DATASET RECORDS —
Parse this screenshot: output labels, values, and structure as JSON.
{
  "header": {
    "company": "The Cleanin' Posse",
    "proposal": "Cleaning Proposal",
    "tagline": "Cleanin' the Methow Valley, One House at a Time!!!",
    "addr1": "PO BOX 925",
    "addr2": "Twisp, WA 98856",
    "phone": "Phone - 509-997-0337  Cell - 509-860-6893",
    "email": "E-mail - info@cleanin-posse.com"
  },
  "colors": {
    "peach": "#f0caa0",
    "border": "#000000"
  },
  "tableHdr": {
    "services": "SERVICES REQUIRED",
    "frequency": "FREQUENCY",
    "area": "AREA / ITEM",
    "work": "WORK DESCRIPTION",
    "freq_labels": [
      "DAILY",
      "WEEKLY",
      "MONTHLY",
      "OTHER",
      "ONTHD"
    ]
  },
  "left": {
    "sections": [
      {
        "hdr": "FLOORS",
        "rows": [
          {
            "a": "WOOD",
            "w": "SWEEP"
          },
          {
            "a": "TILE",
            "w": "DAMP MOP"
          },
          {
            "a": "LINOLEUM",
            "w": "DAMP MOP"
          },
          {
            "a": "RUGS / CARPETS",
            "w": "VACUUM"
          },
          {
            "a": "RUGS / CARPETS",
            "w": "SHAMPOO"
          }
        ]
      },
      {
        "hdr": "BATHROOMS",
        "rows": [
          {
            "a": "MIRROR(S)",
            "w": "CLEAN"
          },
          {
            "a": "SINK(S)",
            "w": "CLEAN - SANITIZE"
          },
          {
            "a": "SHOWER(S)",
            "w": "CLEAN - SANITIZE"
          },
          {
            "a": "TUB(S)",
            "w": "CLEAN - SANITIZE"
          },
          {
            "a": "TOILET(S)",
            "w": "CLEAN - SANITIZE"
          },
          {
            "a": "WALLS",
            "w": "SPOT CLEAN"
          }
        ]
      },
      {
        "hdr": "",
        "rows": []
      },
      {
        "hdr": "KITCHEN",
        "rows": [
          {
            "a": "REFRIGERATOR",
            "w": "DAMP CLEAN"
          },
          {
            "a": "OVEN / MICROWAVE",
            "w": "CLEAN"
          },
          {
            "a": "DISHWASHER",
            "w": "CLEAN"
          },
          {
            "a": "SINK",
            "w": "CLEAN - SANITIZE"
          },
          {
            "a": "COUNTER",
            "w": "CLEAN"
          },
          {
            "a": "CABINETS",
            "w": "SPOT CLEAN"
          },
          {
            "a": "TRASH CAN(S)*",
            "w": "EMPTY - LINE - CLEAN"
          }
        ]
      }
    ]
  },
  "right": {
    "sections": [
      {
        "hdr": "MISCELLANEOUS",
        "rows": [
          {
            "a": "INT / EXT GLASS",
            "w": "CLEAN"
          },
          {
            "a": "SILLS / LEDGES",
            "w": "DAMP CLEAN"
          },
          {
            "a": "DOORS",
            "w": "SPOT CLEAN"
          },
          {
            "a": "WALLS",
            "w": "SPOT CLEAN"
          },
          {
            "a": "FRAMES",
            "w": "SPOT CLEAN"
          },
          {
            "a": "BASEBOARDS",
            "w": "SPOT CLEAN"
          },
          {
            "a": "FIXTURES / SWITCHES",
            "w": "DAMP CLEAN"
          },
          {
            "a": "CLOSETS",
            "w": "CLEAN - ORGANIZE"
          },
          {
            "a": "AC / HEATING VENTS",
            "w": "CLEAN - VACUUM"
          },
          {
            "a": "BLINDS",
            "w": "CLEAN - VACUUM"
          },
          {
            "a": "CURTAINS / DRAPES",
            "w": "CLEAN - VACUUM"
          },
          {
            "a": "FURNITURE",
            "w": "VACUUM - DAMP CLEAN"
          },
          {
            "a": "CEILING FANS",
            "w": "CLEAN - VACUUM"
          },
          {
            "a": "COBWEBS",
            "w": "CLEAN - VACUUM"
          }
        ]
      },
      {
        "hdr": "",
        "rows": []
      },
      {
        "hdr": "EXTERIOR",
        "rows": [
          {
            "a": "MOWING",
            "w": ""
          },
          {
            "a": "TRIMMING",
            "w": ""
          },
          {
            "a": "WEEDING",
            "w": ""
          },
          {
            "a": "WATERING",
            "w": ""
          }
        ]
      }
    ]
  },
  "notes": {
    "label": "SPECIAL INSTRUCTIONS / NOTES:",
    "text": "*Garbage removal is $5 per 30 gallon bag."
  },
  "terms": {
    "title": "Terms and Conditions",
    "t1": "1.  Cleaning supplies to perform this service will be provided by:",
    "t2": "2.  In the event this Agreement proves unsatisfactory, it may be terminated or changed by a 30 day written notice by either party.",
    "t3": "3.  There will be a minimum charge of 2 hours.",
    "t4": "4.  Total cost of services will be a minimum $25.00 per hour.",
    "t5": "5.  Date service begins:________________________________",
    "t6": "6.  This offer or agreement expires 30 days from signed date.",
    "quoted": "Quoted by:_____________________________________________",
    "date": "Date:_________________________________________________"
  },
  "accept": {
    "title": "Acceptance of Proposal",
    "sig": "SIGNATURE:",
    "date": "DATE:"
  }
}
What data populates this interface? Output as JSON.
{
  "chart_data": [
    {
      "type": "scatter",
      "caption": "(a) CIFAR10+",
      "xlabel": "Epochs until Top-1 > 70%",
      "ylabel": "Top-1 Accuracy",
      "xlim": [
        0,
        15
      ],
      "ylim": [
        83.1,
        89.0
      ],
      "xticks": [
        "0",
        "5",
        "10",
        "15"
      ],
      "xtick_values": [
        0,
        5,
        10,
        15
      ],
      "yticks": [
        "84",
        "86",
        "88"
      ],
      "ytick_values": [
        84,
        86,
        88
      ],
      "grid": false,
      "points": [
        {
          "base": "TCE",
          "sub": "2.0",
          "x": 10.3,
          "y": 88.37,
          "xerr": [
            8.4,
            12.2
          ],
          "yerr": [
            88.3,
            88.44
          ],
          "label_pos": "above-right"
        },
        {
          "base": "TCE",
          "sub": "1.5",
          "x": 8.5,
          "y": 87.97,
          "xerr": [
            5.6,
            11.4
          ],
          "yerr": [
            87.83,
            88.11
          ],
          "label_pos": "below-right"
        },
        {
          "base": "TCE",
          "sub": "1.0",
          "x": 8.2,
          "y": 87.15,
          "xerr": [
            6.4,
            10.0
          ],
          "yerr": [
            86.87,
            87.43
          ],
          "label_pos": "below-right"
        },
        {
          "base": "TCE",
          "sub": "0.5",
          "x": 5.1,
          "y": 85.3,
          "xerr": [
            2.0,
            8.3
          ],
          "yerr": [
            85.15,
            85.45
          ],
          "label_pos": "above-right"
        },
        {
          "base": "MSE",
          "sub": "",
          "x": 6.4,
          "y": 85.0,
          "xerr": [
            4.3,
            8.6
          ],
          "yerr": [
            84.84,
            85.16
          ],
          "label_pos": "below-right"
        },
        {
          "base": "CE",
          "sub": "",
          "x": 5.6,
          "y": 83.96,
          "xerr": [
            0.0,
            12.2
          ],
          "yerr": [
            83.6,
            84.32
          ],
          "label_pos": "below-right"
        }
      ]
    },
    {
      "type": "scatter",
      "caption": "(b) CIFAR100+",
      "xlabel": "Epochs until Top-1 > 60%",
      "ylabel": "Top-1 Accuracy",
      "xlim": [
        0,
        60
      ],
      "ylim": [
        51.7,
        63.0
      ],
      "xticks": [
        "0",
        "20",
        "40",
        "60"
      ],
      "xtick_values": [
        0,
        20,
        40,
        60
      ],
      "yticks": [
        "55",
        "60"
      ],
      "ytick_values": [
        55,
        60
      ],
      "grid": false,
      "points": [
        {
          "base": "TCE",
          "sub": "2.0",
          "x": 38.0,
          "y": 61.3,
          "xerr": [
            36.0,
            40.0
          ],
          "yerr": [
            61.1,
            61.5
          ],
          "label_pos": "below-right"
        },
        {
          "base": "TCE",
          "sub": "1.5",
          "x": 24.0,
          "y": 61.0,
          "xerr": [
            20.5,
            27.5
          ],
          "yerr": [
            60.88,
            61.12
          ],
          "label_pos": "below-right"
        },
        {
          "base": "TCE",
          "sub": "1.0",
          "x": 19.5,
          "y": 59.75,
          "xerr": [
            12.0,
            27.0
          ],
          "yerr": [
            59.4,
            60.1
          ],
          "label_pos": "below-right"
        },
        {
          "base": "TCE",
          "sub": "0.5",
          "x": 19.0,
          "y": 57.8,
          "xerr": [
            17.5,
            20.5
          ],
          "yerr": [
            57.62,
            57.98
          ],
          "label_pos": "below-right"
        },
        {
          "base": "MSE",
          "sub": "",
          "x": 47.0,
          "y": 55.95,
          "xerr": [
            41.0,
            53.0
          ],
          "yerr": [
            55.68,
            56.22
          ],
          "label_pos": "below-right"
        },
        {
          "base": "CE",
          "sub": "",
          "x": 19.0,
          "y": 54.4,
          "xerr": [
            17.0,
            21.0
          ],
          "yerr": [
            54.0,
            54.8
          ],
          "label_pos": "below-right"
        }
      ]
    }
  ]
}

AIM OF THE TASK —
Using the entries above, return each line in which the word "JSON" occurs.

EXERCISE ANSWER —
Parse this screenshot: output labels, values, and structure as JSON.
What data populates this interface? Output as JSON.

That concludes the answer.